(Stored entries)
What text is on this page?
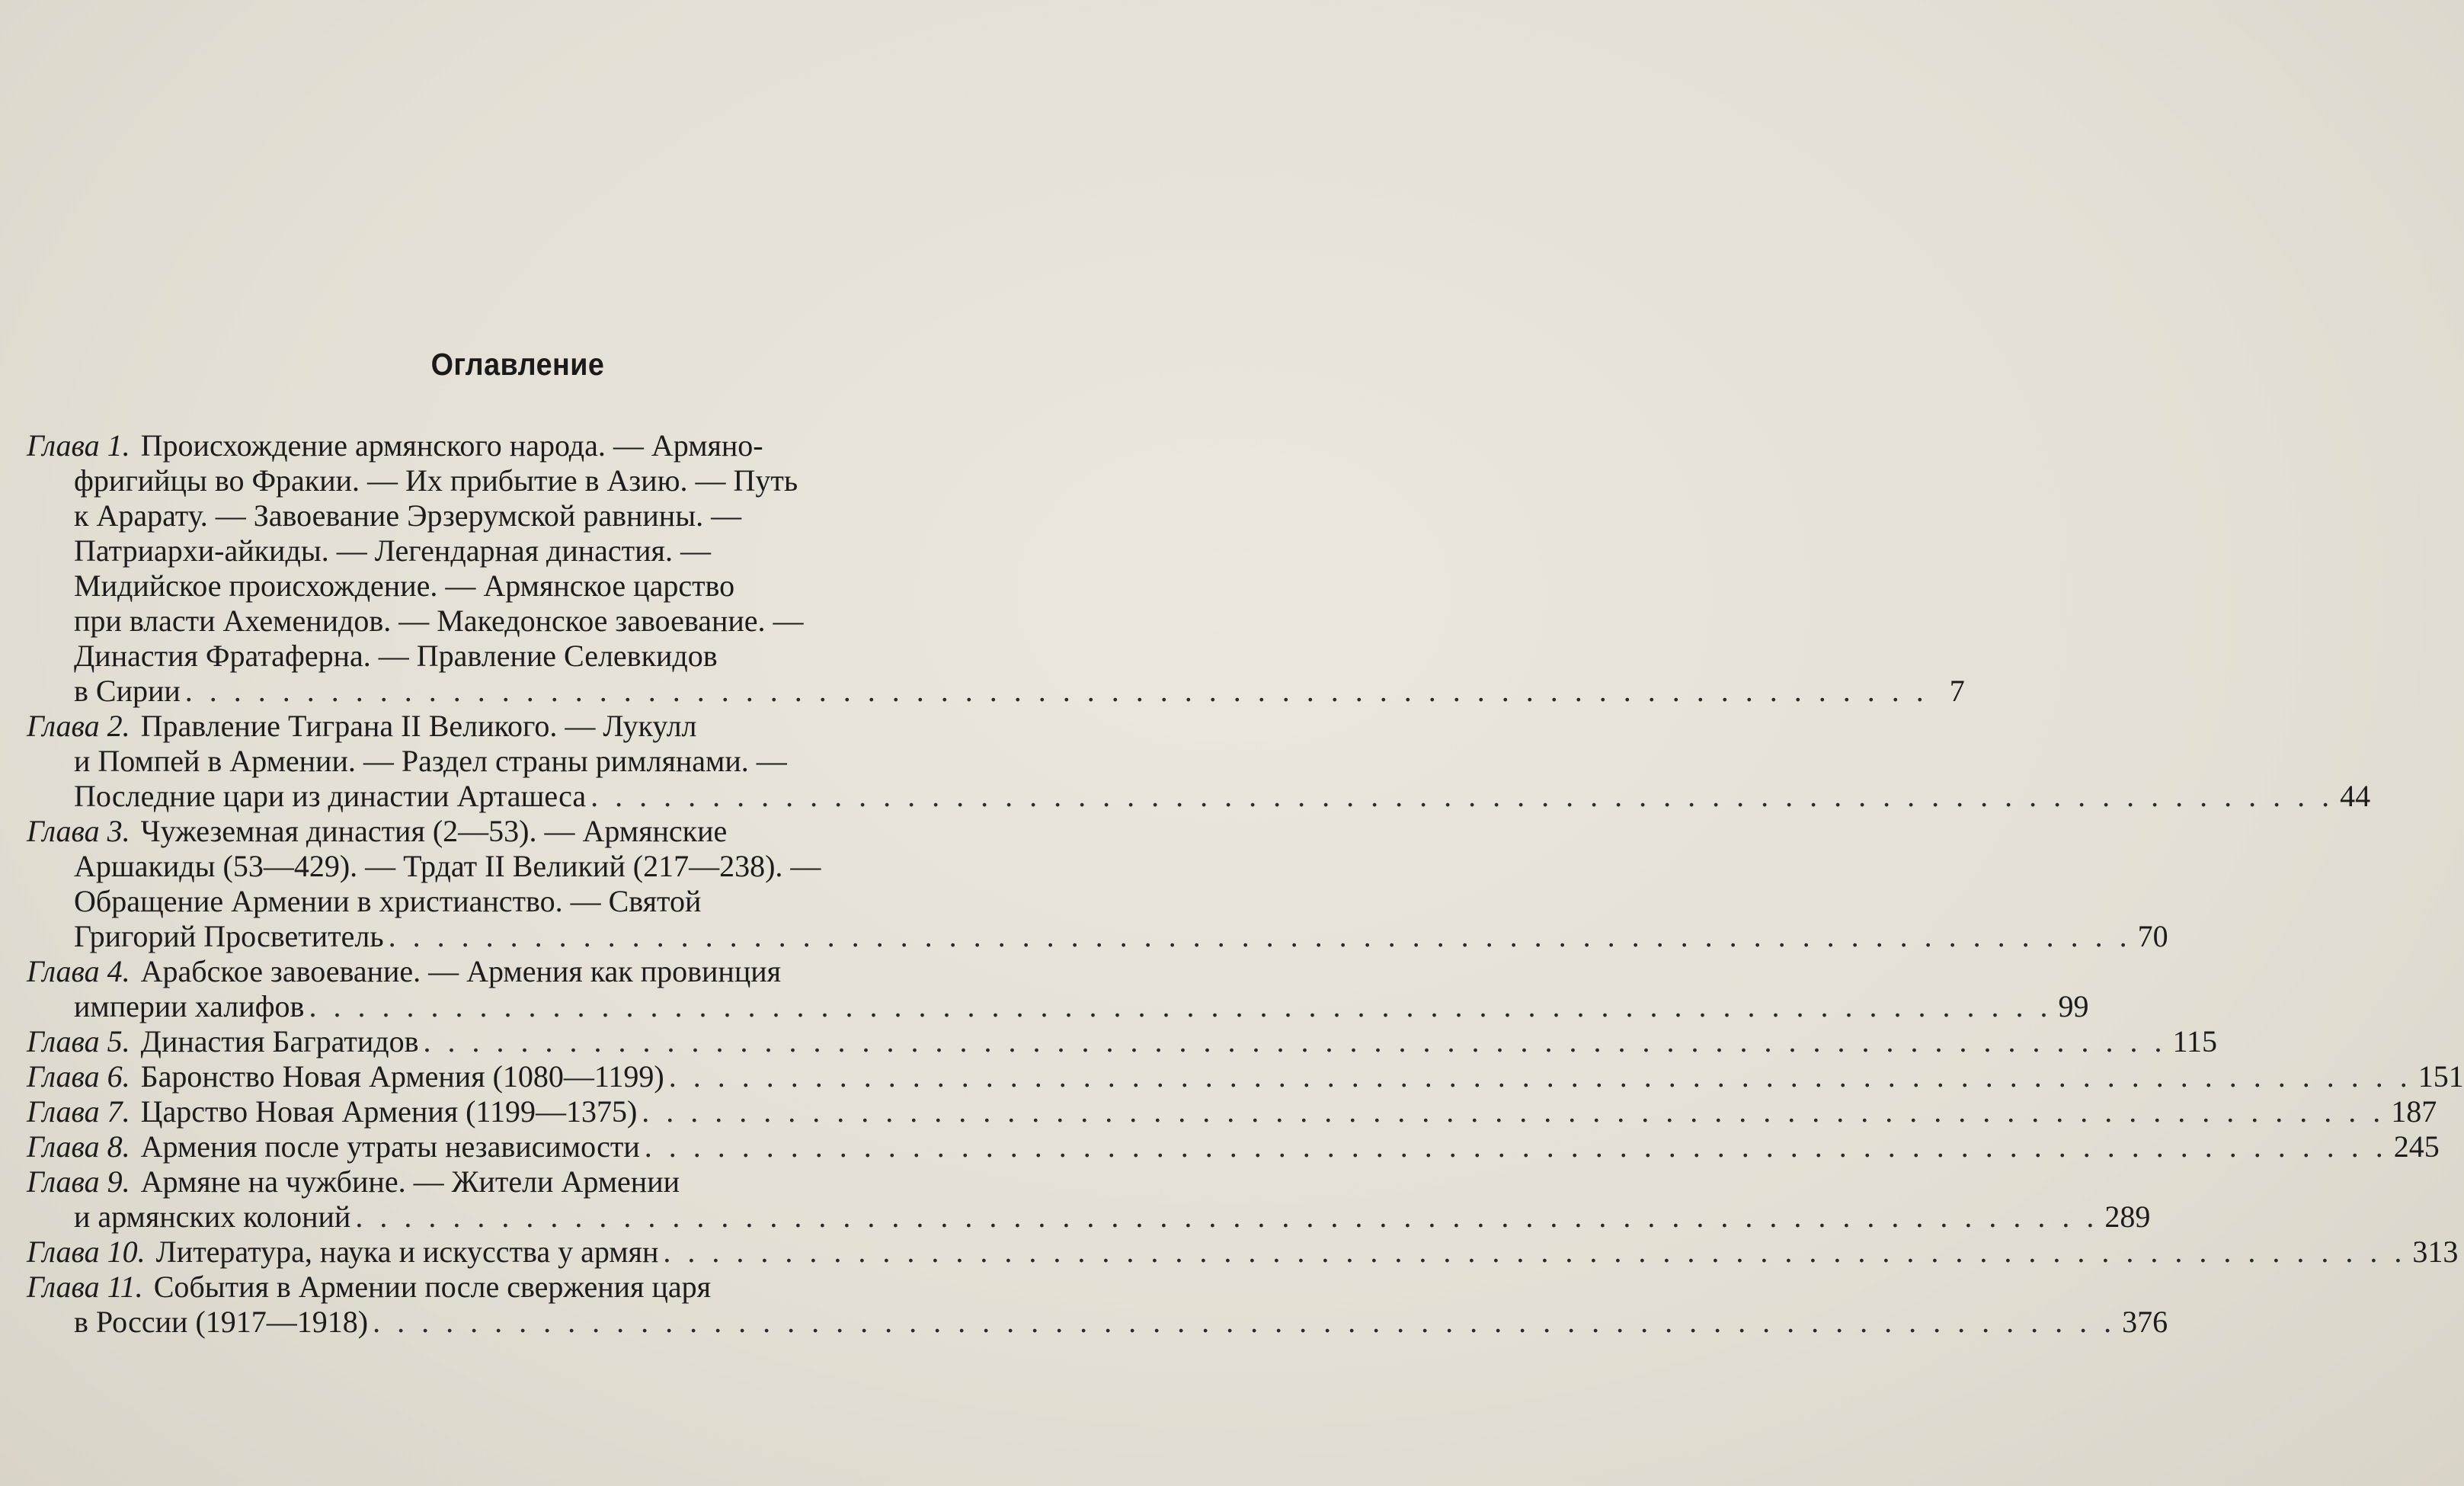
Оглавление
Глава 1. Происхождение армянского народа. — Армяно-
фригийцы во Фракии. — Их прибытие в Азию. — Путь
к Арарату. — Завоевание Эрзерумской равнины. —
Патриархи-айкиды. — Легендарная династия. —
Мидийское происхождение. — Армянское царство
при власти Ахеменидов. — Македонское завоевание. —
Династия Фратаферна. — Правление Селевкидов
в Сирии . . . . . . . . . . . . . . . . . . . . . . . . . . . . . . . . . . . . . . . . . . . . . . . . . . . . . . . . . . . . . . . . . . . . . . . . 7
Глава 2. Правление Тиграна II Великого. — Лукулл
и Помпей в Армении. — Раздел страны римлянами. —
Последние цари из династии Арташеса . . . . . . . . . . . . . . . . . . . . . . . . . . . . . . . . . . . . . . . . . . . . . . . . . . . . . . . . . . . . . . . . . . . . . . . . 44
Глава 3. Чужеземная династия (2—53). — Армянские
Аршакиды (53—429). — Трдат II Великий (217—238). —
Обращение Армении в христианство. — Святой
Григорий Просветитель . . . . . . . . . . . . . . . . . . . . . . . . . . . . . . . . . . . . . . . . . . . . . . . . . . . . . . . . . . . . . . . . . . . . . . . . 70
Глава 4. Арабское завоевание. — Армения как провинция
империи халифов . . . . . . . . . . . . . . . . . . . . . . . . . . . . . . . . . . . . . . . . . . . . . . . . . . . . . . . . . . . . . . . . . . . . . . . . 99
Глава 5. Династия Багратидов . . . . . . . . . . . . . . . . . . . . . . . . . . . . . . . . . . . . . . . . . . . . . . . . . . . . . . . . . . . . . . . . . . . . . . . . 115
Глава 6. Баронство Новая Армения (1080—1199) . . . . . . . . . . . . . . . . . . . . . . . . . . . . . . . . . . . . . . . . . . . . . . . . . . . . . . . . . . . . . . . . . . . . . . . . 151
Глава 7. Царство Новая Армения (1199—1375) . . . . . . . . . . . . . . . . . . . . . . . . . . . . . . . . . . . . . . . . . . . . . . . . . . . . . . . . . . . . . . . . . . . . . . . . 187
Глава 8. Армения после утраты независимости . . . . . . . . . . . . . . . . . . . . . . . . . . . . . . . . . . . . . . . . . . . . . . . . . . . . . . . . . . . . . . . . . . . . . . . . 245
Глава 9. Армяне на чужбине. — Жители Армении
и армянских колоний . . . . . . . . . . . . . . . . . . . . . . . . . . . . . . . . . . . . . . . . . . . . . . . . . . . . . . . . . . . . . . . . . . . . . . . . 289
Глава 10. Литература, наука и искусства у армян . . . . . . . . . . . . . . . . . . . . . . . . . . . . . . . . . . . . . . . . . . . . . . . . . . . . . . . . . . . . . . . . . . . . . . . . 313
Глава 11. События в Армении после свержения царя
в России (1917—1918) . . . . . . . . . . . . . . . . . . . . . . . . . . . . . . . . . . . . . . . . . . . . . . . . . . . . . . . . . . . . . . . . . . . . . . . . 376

==

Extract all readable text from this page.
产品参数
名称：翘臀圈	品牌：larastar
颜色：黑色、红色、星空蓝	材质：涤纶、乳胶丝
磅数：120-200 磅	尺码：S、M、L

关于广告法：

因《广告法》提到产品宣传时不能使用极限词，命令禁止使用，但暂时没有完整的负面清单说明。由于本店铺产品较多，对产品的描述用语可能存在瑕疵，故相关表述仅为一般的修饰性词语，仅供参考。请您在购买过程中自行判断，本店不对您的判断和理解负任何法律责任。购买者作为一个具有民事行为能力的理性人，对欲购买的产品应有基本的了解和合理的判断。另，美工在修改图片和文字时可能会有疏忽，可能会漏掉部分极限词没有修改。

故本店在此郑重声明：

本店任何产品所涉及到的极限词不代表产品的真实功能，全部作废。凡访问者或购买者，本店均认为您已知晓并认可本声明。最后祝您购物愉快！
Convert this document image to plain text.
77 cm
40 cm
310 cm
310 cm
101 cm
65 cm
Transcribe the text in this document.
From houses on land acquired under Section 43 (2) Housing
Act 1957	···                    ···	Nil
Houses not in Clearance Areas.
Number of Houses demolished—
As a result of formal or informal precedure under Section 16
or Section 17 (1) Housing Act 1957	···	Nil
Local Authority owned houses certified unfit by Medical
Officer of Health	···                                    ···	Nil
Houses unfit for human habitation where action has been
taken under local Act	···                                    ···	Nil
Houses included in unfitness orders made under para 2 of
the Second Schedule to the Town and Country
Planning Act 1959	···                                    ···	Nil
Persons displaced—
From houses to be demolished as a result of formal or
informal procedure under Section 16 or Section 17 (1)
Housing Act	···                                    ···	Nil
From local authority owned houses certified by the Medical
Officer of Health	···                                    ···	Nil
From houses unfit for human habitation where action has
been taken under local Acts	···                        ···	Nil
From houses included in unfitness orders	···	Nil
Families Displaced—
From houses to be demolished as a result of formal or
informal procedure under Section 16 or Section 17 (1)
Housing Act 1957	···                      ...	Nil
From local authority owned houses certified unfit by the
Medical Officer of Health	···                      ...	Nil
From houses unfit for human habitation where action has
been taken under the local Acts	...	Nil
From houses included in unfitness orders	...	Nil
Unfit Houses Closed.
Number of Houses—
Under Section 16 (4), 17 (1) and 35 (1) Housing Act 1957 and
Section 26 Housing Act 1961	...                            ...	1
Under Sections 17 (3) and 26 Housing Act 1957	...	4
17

---

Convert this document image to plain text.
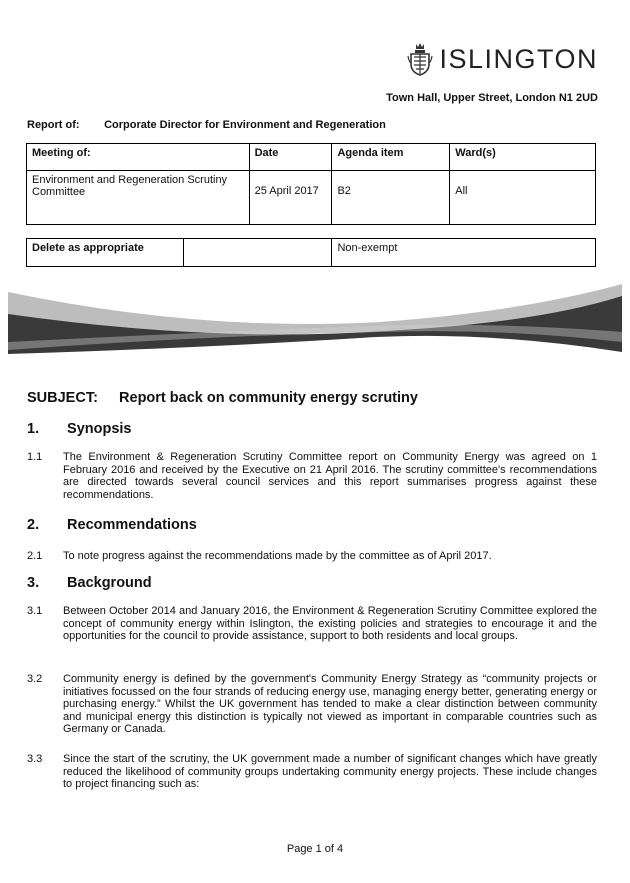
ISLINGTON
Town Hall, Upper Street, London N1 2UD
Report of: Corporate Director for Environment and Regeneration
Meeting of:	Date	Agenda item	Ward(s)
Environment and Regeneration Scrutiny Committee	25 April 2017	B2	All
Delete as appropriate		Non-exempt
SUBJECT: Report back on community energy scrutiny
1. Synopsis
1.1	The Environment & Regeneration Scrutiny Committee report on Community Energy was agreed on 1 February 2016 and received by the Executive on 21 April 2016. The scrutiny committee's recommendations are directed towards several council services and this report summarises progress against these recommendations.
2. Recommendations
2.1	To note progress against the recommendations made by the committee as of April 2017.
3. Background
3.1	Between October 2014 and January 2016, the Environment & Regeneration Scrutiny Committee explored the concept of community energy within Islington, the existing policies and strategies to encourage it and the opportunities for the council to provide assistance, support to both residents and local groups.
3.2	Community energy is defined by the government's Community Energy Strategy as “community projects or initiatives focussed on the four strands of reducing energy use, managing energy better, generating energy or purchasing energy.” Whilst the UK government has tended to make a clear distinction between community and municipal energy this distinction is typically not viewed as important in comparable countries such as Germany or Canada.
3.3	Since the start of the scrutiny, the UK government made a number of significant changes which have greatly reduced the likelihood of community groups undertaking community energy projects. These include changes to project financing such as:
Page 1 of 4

● AIM OF THE EXERCISE
Find each line holding the string "certified" and copy it out.

● COMPLETED TASK
Local Authority owned houses certified unfit by Medical
From local authority owned houses certified by the Medical
From local authority owned houses certified unfit by the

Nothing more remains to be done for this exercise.